» WHAT THE TASK REQUIRES:
Each entry below must be repeated exactly, with pictures left out.

BEGIN DATA TO PROCESS

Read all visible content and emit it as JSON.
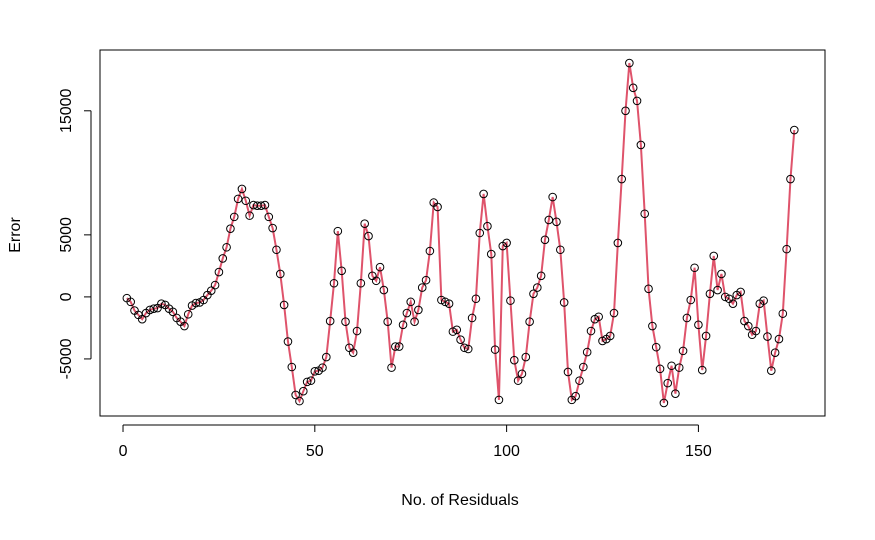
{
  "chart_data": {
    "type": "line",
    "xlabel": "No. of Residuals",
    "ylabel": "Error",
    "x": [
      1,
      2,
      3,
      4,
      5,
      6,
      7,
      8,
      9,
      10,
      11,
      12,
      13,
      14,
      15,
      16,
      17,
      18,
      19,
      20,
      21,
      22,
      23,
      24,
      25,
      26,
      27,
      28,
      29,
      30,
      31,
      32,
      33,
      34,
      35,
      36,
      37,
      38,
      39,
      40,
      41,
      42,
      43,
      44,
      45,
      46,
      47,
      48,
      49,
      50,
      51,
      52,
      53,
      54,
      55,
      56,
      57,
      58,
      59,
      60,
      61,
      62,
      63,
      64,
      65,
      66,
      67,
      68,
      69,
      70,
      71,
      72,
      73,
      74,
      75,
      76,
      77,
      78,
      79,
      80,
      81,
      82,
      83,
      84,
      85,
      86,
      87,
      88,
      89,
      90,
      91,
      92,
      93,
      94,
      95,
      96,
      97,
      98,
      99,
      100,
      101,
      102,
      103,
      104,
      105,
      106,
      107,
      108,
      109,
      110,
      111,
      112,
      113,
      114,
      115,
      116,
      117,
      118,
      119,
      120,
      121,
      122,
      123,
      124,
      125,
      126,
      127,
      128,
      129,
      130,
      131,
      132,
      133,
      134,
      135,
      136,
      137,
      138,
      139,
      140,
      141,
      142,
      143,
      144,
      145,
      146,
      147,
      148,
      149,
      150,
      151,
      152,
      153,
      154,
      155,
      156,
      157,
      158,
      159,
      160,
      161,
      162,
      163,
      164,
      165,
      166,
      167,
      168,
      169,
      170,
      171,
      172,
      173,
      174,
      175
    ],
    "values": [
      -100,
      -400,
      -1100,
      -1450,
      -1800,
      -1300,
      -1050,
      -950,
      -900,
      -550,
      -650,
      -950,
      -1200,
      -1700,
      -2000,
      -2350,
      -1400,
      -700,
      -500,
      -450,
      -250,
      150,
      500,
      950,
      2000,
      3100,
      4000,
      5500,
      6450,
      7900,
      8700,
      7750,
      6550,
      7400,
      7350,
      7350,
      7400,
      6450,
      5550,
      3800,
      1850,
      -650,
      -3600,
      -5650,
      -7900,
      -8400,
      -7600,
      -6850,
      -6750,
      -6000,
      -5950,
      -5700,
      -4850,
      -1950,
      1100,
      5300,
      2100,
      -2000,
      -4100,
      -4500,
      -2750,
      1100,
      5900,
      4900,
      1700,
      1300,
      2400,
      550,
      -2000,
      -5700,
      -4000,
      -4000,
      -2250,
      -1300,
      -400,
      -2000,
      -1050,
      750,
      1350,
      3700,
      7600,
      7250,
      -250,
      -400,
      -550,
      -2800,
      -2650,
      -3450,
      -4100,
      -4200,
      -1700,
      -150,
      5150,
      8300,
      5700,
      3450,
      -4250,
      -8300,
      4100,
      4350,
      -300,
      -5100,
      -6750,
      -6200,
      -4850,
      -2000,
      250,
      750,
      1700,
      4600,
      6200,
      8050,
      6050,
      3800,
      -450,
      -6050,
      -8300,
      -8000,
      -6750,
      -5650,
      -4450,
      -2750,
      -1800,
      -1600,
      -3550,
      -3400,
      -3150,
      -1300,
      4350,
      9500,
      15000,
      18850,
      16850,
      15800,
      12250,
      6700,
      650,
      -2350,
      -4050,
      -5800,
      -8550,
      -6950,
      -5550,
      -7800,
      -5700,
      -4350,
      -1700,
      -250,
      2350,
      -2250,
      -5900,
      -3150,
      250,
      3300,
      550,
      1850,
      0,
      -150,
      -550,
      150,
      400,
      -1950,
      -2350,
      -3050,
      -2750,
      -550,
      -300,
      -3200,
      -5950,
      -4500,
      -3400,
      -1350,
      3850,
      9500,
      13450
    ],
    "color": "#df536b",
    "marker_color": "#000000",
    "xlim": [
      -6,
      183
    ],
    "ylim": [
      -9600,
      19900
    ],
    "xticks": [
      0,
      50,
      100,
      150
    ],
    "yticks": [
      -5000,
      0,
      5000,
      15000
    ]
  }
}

END DATA TO PROCESS

» WRITTEN SOLUTION:
Read all visible content and emit it as JSON.
{
  "chart_data": {
    "type": "line",
    "xlabel": "No. of Residuals",
    "ylabel": "Error",
    "x": [
      1,
      2,
      3,
      4,
      5,
      6,
      7,
      8,
      9,
      10,
      11,
      12,
      13,
      14,
      15,
      16,
      17,
      18,
      19,
      20,
      21,
      22,
      23,
      24,
      25,
      26,
      27,
      28,
      29,
      30,
      31,
      32,
      33,
      34,
      35,
      36,
      37,
      38,
      39,
      40,
      41,
      42,
      43,
      44,
      45,
      46,
      47,
      48,
      49,
      50,
      51,
      52,
      53,
      54,
      55,
      56,
      57,
      58,
      59,
      60,
      61,
      62,
      63,
      64,
      65,
      66,
      67,
      68,
      69,
      70,
      71,
      72,
      73,
      74,
      75,
      76,
      77,
      78,
      79,
      80,
      81,
      82,
      83,
      84,
      85,
      86,
      87,
      88,
      89,
      90,
      91,
      92,
      93,
      94,
      95,
      96,
      97,
      98,
      99,
      100,
      101,
      102,
      103,
      104,
      105,
      106,
      107,
      108,
      109,
      110,
      111,
      112,
      113,
      114,
      115,
      116,
      117,
      118,
      119,
      120,
      121,
      122,
      123,
      124,
      125,
      126,
      127,
      128,
      129,
      130,
      131,
      132,
      133,
      134,
      135,
      136,
      137,
      138,
      139,
      140,
      141,
      142,
      143,
      144,
      145,
      146,
      147,
      148,
      149,
      150,
      151,
      152,
      153,
      154,
      155,
      156,
      157,
      158,
      159,
      160,
      161,
      162,
      163,
      164,
      165,
      166,
      167,
      168,
      169,
      170,
      171,
      172,
      173,
      174,
      175
    ],
    "values": [
      -100,
      -400,
      -1100,
      -1450,
      -1800,
      -1300,
      -1050,
      -950,
      -900,
      -550,
      -650,
      -950,
      -1200,
      -1700,
      -2000,
      -2350,
      -1400,
      -700,
      -500,
      -450,
      -250,
      150,
      500,
      950,
      2000,
      3100,
      4000,
      5500,
      6450,
      7900,
      8700,
      7750,
      6550,
      7400,
      7350,
      7350,
      7400,
      6450,
      5550,
      3800,
      1850,
      -650,
      -3600,
      -5650,
      -7900,
      -8400,
      -7600,
      -6850,
      -6750,
      -6000,
      -5950,
      -5700,
      -4850,
      -1950,
      1100,
      5300,
      2100,
      -2000,
      -4100,
      -4500,
      -2750,
      1100,
      5900,
      4900,
      1700,
      1300,
      2400,
      550,
      -2000,
      -5700,
      -4000,
      -4000,
      -2250,
      -1300,
      -400,
      -2000,
      -1050,
      750,
      1350,
      3700,
      7600,
      7250,
      -250,
      -400,
      -550,
      -2800,
      -2650,
      -3450,
      -4100,
      -4200,
      -1700,
      -150,
      5150,
      8300,
      5700,
      3450,
      -4250,
      -8300,
      4100,
      4350,
      -300,
      -5100,
      -6750,
      -6200,
      -4850,
      -2000,
      250,
      750,
      1700,
      4600,
      6200,
      8050,
      6050,
      3800,
      -450,
      -6050,
      -8300,
      -8000,
      -6750,
      -5650,
      -4450,
      -2750,
      -1800,
      -1600,
      -3550,
      -3400,
      -3150,
      -1300,
      4350,
      9500,
      15000,
      18850,
      16850,
      15800,
      12250,
      6700,
      650,
      -2350,
      -4050,
      -5800,
      -8550,
      -6950,
      -5550,
      -7800,
      -5700,
      -4350,
      -1700,
      -250,
      2350,
      -2250,
      -5900,
      -3150,
      250,
      3300,
      550,
      1850,
      0,
      -150,
      -550,
      150,
      400,
      -1950,
      -2350,
      -3050,
      -2750,
      -550,
      -300,
      -3200,
      -5950,
      -4500,
      -3400,
      -1350,
      3850,
      9500,
      13450
    ],
    "color": "#df536b",
    "marker_color": "#000000",
    "xlim": [
      -6,
      183
    ],
    "ylim": [
      -9600,
      19900
    ],
    "xticks": [
      0,
      50,
      100,
      150
    ],
    "yticks": [
      -5000,
      0,
      5000,
      15000
    ]
  }
}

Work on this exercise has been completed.